(Dataset listings of figures)
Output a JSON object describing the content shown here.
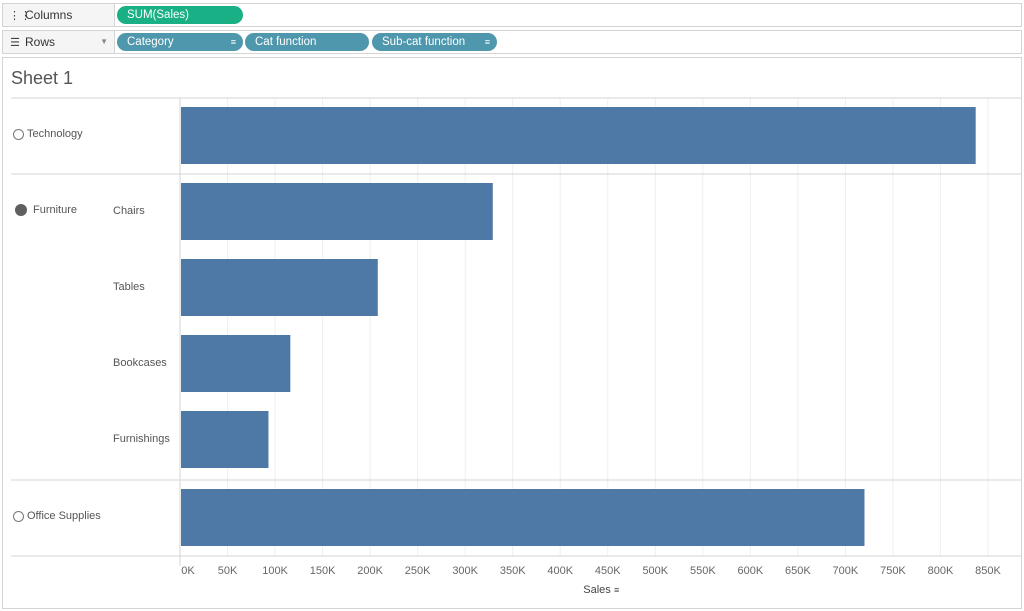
{
  "columns_shelf": {
    "label": "Columns",
    "icon": "columns-icon",
    "pills": [
      "SUM(Sales)"
    ]
  },
  "rows_shelf": {
    "label": "Rows",
    "icon": "rows-icon",
    "pills": [
      "Category",
      "Cat function",
      "Sub-cat function"
    ]
  },
  "sheet": {
    "title": "Sheet 1"
  },
  "colors": {
    "bar": "#4e79a7",
    "pill_green": "#18b084",
    "pill_blue": "#4e97ad"
  },
  "chart_data": {
    "type": "bar",
    "orientation": "horizontal",
    "rows": [
      {
        "category": "Technology",
        "category_marker": "circle-empty",
        "subcategory": "",
        "value": 836000
      },
      {
        "category": "Furniture",
        "category_marker": "circle-filled",
        "subcategory": "Chairs",
        "value": 328000
      },
      {
        "category": "",
        "subcategory": "Tables",
        "value": 207000
      },
      {
        "category": "",
        "subcategory": "Bookcases",
        "value": 115000
      },
      {
        "category": "",
        "subcategory": "Furnishings",
        "value": 92000
      },
      {
        "category": "Office Supplies",
        "category_marker": "circle-empty",
        "subcategory": "",
        "value": 719000
      }
    ],
    "xlabel": "Sales",
    "xlim": [
      0,
      850000
    ],
    "xticks": [
      "0K",
      "50K",
      "100K",
      "150K",
      "200K",
      "250K",
      "300K",
      "350K",
      "400K",
      "450K",
      "500K",
      "550K",
      "600K",
      "650K",
      "700K",
      "750K",
      "800K",
      "850K"
    ],
    "grid": true
  }
}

● WHAT YOU HAVE TO DO
Return the listing above word for word, with the pictures removed.

● WRITTEN ANSWER
Output a JSON object describing the content shown here.
{
  "columns_shelf": {
    "label": "Columns",
    "icon": "columns-icon",
    "pills": [
      "SUM(Sales)"
    ]
  },
  "rows_shelf": {
    "label": "Rows",
    "icon": "rows-icon",
    "pills": [
      "Category",
      "Cat function",
      "Sub-cat function"
    ]
  },
  "sheet": {
    "title": "Sheet 1"
  },
  "colors": {
    "bar": "#4e79a7",
    "pill_green": "#18b084",
    "pill_blue": "#4e97ad"
  },
  "chart_data": {
    "type": "bar",
    "orientation": "horizontal",
    "rows": [
      {
        "category": "Technology",
        "category_marker": "circle-empty",
        "subcategory": "",
        "value": 836000
      },
      {
        "category": "Furniture",
        "category_marker": "circle-filled",
        "subcategory": "Chairs",
        "value": 328000
      },
      {
        "category": "",
        "subcategory": "Tables",
        "value": 207000
      },
      {
        "category": "",
        "subcategory": "Bookcases",
        "value": 115000
      },
      {
        "category": "",
        "subcategory": "Furnishings",
        "value": 92000
      },
      {
        "category": "Office Supplies",
        "category_marker": "circle-empty",
        "subcategory": "",
        "value": 719000
      }
    ],
    "xlabel": "Sales",
    "xlim": [
      0,
      850000
    ],
    "xticks": [
      "0K",
      "50K",
      "100K",
      "150K",
      "200K",
      "250K",
      "300K",
      "350K",
      "400K",
      "450K",
      "500K",
      "550K",
      "600K",
      "650K",
      "700K",
      "750K",
      "800K",
      "850K"
    ],
    "grid": true
  }
}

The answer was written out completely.